::: Raw records :::

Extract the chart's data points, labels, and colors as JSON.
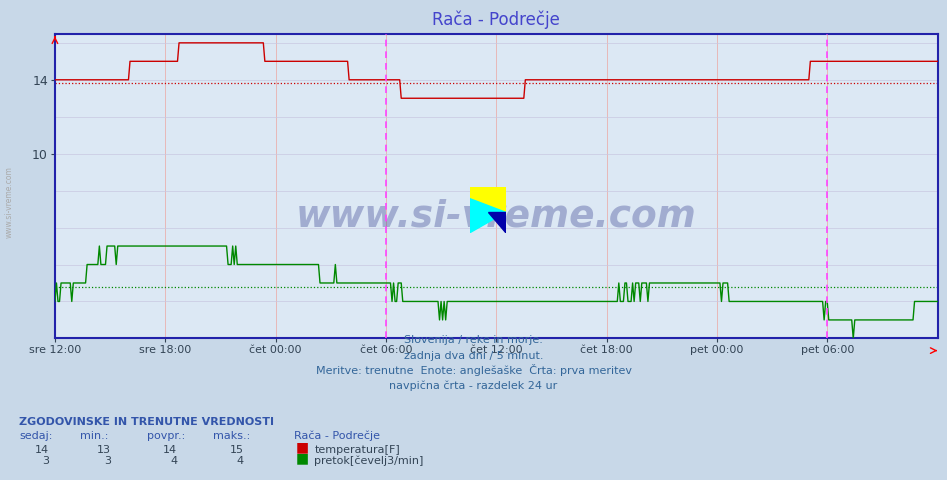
{
  "title": "Rača - Podrečje",
  "title_color": "#4444cc",
  "bg_color": "#c8d8e8",
  "plot_bg_color": "#dce8f4",
  "xlabel": "",
  "ylabel": "",
  "ylim": [
    0,
    16.5
  ],
  "ytick_vals": [
    10,
    14
  ],
  "ytick_labels": [
    "10",
    "14"
  ],
  "xtick_labels": [
    "sre 12:00",
    "sre 18:00",
    "čet 00:00",
    "čet 06:00",
    "čet 12:00",
    "čet 18:00",
    "pet 00:00",
    "pet 06:00"
  ],
  "n_points": 577,
  "temp_color": "#cc0000",
  "flow_color": "#008800",
  "temp_avg_line": 13.85,
  "flow_avg_line": 2.8,
  "vertical_line_x": 216,
  "vertical_line_color": "#ff44ff",
  "watermark_text": "www.si-vreme.com",
  "watermark_color": "#1a237e",
  "watermark_alpha": 0.3,
  "footer_line1": "Slovenija / reke in morje.",
  "footer_line2": "zadnja dva dni / 5 minut.",
  "footer_line3": "Meritve: trenutne  Enote: anglešaške  Črta: prva meritev",
  "footer_line4": "navpična črta - razdelek 24 ur",
  "footer_color": "#336699",
  "stats_header": "ZGODOVINSKE IN TRENUTNE VREDNOSTI",
  "stats_col1": "sedaj:",
  "stats_col2": "min.:",
  "stats_col3": "povpr.:",
  "stats_col4": "maks.:",
  "stats_col5": "Rača - Podrečje",
  "temp_row": [
    "14",
    "13",
    "14",
    "15"
  ],
  "flow_row": [
    "3",
    "3",
    "4",
    "4"
  ],
  "temp_legend": "temperatura[F]",
  "flow_legend": "pretok[čevelj3/min]"
}
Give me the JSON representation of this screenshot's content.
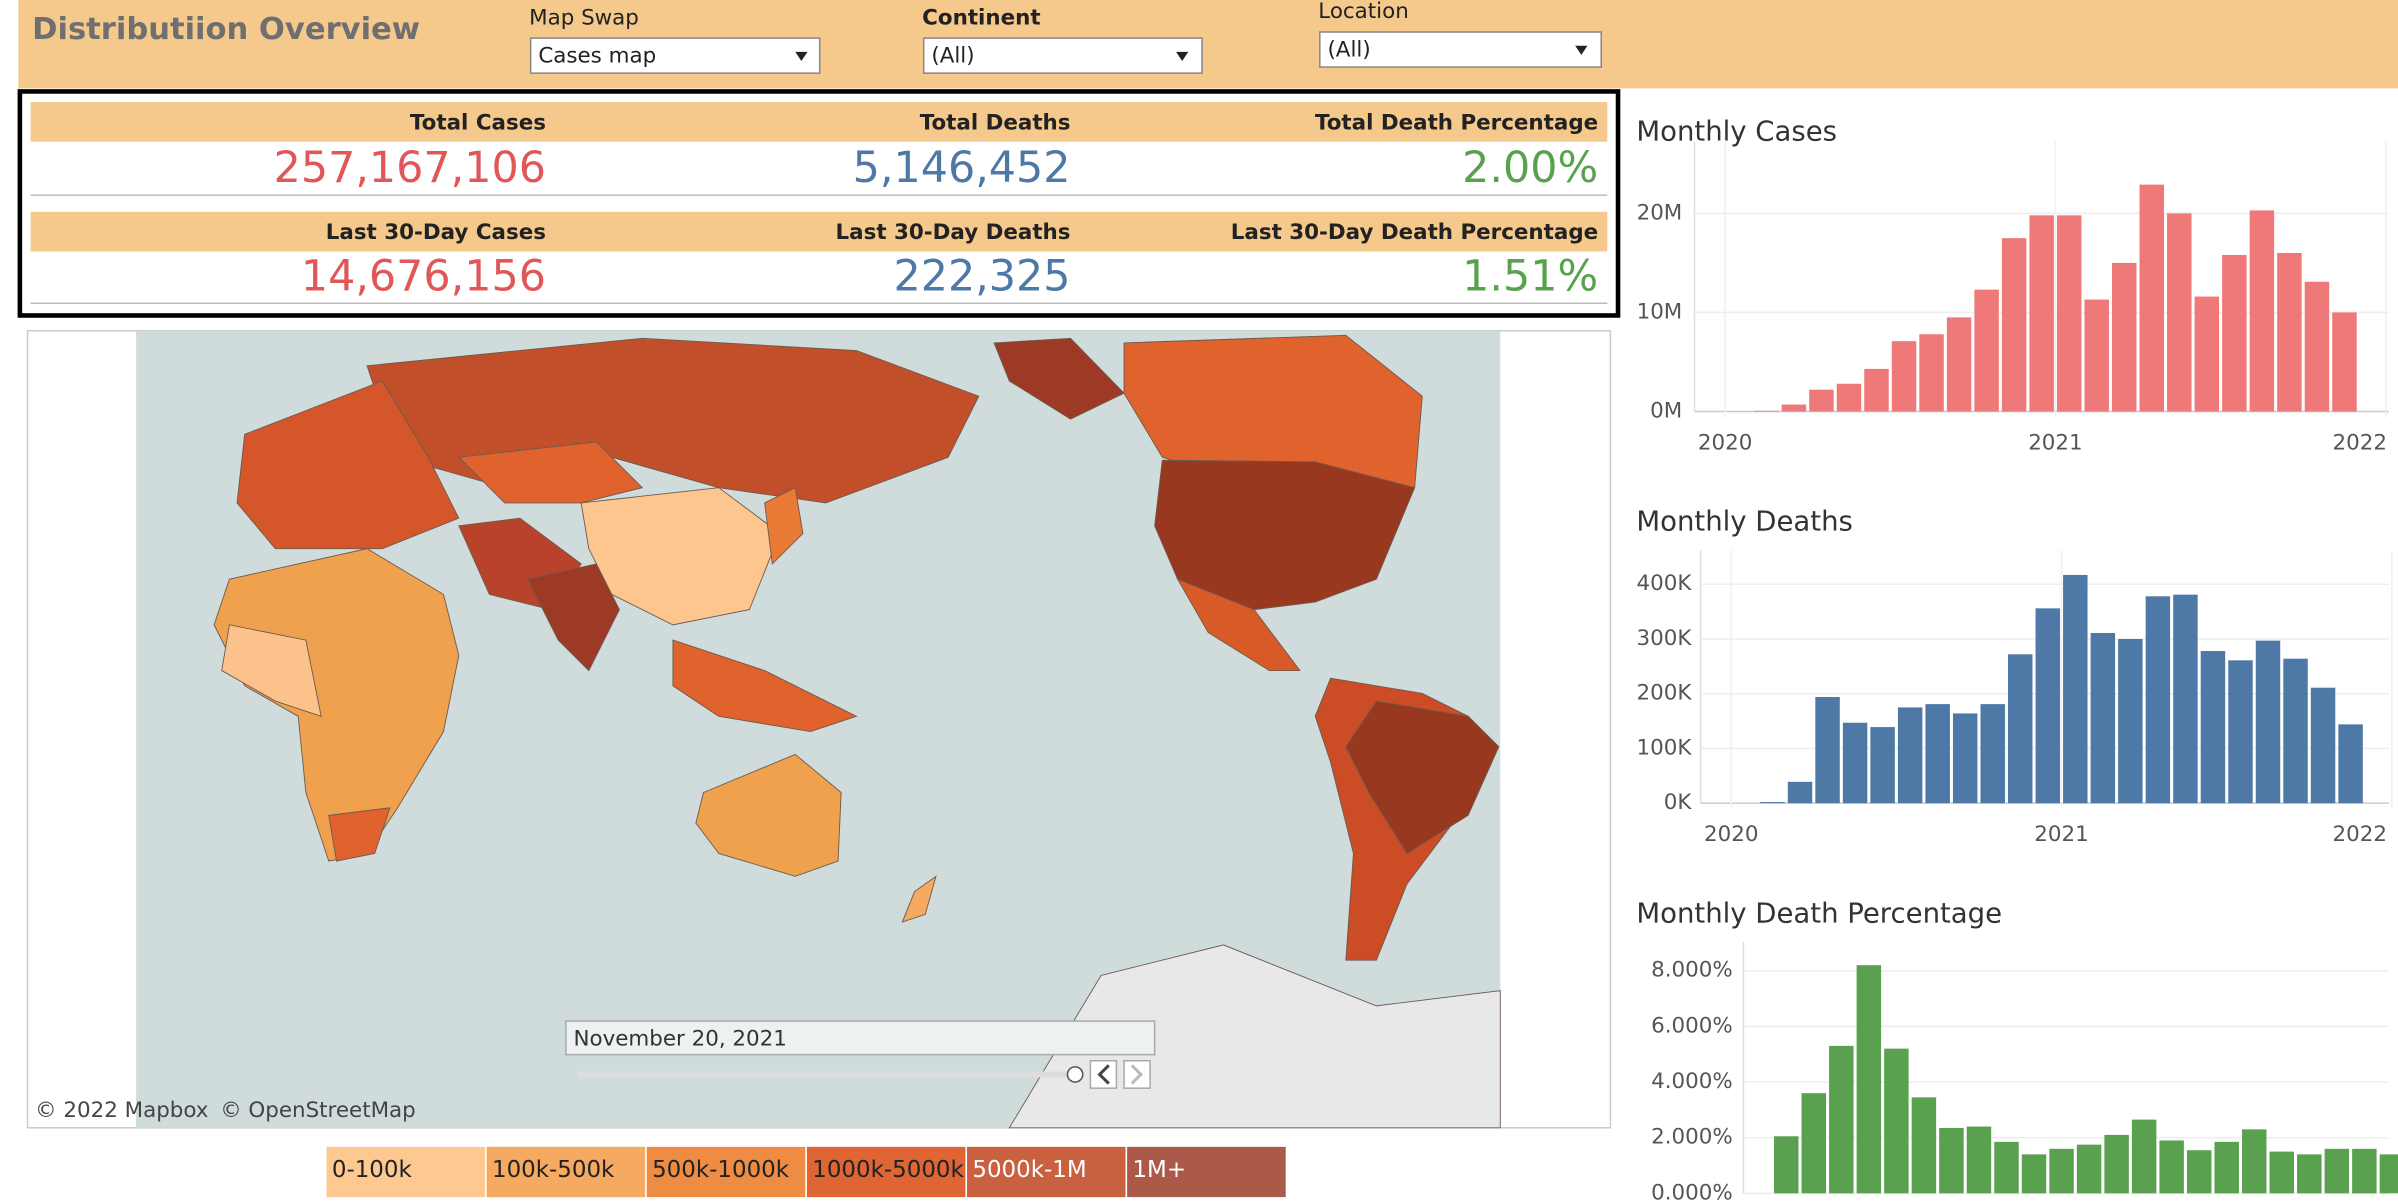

:::

(Stated task):
Transcribe every entry above exactly. Omit all pictures.

(Exercise output):
Extract the chart's data points, labels, and colors as JSON.
{
  "title": "Rača - Podrečje",
  "title_color": "#4444cc",
  "bg_color": "#c8d8e8",
  "plot_bg_color": "#dce8f4",
  "xlabel": "",
  "ylabel": "",
  "ylim": [
    0,
    16.5
  ],
  "ytick_vals": [
    10,
    14
  ],
  "ytick_labels": [
    "10",
    "14"
  ],
  "xtick_labels": [
    "sre 12:00",
    "sre 18:00",
    "čet 00:00",
    "čet 06:00",
    "čet 12:00",
    "čet 18:00",
    "pet 00:00",
    "pet 06:00"
  ],
  "n_points": 577,
  "temp_color": "#cc0000",
  "flow_color": "#008800",
  "temp_avg_line": 13.85,
  "flow_avg_line": 2.8,
  "vertical_line_x": 216,
  "vertical_line_color": "#ff44ff",
  "watermark_text": "www.si-vreme.com",
  "watermark_color": "#1a237e",
  "watermark_alpha": 0.3,
  "footer_line1": "Slovenija / reke in morje.",
  "footer_line2": "zadnja dva dni / 5 minut.",
  "footer_line3": "Meritve: trenutne  Enote: anglešaške  Črta: prva meritev",
  "footer_line4": "navpična črta - razdelek 24 ur",
  "footer_color": "#336699",
  "stats_header": "ZGODOVINSKE IN TRENUTNE VREDNOSTI",
  "stats_col1": "sedaj:",
  "stats_col2": "min.:",
  "stats_col3": "povpr.:",
  "stats_col4": "maks.:",
  "stats_col5": "Rača - Podrečje",
  "temp_row": [
    "14",
    "13",
    "14",
    "15"
  ],
  "flow_row": [
    "3",
    "3",
    "4",
    "4"
  ],
  "temp_legend": "temperatura[F]",
  "flow_legend": "pretok[čevelj3/min]"
}
Give me the JSON representation of this screenshot's content.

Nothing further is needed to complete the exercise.